Provided records »
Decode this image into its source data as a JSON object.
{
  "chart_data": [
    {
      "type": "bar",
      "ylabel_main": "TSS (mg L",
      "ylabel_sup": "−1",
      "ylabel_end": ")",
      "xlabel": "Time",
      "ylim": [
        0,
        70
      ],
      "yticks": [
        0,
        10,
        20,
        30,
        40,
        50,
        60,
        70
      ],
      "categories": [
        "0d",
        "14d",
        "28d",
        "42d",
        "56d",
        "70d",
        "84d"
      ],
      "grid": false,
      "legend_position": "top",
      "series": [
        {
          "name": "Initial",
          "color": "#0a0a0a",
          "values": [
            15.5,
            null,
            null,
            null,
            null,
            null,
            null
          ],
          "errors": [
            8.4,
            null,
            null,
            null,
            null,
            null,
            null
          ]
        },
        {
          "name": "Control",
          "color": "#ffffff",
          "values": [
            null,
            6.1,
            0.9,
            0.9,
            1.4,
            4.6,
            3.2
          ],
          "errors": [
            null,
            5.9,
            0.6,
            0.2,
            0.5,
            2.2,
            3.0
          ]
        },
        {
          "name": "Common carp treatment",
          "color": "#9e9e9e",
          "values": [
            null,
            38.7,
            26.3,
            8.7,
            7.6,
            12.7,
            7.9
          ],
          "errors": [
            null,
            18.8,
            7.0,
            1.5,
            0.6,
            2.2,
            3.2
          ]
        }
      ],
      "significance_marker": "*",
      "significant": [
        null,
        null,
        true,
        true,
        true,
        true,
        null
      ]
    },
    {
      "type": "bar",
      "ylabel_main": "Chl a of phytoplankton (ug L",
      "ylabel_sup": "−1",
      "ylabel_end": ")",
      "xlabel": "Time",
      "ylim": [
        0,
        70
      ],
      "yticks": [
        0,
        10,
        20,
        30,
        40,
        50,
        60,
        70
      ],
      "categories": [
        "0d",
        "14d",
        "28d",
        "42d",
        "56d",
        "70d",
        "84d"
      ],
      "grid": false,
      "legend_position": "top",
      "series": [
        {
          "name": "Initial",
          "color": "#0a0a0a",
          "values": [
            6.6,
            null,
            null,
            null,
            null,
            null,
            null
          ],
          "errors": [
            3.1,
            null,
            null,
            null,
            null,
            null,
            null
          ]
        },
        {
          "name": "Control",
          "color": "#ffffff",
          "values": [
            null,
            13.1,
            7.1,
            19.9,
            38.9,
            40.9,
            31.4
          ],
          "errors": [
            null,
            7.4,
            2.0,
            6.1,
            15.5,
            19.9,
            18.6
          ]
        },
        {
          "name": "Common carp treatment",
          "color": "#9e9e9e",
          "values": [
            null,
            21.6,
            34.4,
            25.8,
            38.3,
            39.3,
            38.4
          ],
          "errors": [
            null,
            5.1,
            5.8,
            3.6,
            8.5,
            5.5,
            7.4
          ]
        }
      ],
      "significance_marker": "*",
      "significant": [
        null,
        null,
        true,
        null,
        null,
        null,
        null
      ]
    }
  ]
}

Task statement »
Above are some records. Print them all exactly.

Result of the exercise »
Decode this image into its source data as a JSON object.
{
  "chart_data": [
    {
      "type": "bar",
      "ylabel_main": "TSS (mg L",
      "ylabel_sup": "−1",
      "ylabel_end": ")",
      "xlabel": "Time",
      "ylim": [
        0,
        70
      ],
      "yticks": [
        0,
        10,
        20,
        30,
        40,
        50,
        60,
        70
      ],
      "categories": [
        "0d",
        "14d",
        "28d",
        "42d",
        "56d",
        "70d",
        "84d"
      ],
      "grid": false,
      "legend_position": "top",
      "series": [
        {
          "name": "Initial",
          "color": "#0a0a0a",
          "values": [
            15.5,
            null,
            null,
            null,
            null,
            null,
            null
          ],
          "errors": [
            8.4,
            null,
            null,
            null,
            null,
            null,
            null
          ]
        },
        {
          "name": "Control",
          "color": "#ffffff",
          "values": [
            null,
            6.1,
            0.9,
            0.9,
            1.4,
            4.6,
            3.2
          ],
          "errors": [
            null,
            5.9,
            0.6,
            0.2,
            0.5,
            2.2,
            3.0
          ]
        },
        {
          "name": "Common carp treatment",
          "color": "#9e9e9e",
          "values": [
            null,
            38.7,
            26.3,
            8.7,
            7.6,
            12.7,
            7.9
          ],
          "errors": [
            null,
            18.8,
            7.0,
            1.5,
            0.6,
            2.2,
            3.2
          ]
        }
      ],
      "significance_marker": "*",
      "significant": [
        null,
        null,
        true,
        true,
        true,
        true,
        null
      ]
    },
    {
      "type": "bar",
      "ylabel_main": "Chl a of phytoplankton (ug L",
      "ylabel_sup": "−1",
      "ylabel_end": ")",
      "xlabel": "Time",
      "ylim": [
        0,
        70
      ],
      "yticks": [
        0,
        10,
        20,
        30,
        40,
        50,
        60,
        70
      ],
      "categories": [
        "0d",
        "14d",
        "28d",
        "42d",
        "56d",
        "70d",
        "84d"
      ],
      "grid": false,
      "legend_position": "top",
      "series": [
        {
          "name": "Initial",
          "color": "#0a0a0a",
          "values": [
            6.6,
            null,
            null,
            null,
            null,
            null,
            null
          ],
          "errors": [
            3.1,
            null,
            null,
            null,
            null,
            null,
            null
          ]
        },
        {
          "name": "Control",
          "color": "#ffffff",
          "values": [
            null,
            13.1,
            7.1,
            19.9,
            38.9,
            40.9,
            31.4
          ],
          "errors": [
            null,
            7.4,
            2.0,
            6.1,
            15.5,
            19.9,
            18.6
          ]
        },
        {
          "name": "Common carp treatment",
          "color": "#9e9e9e",
          "values": [
            null,
            21.6,
            34.4,
            25.8,
            38.3,
            39.3,
            38.4
          ],
          "errors": [
            null,
            5.1,
            5.8,
            3.6,
            8.5,
            5.5,
            7.4
          ]
        }
      ],
      "significance_marker": "*",
      "significant": [
        null,
        null,
        true,
        null,
        null,
        null,
        null
      ]
    }
  ]
}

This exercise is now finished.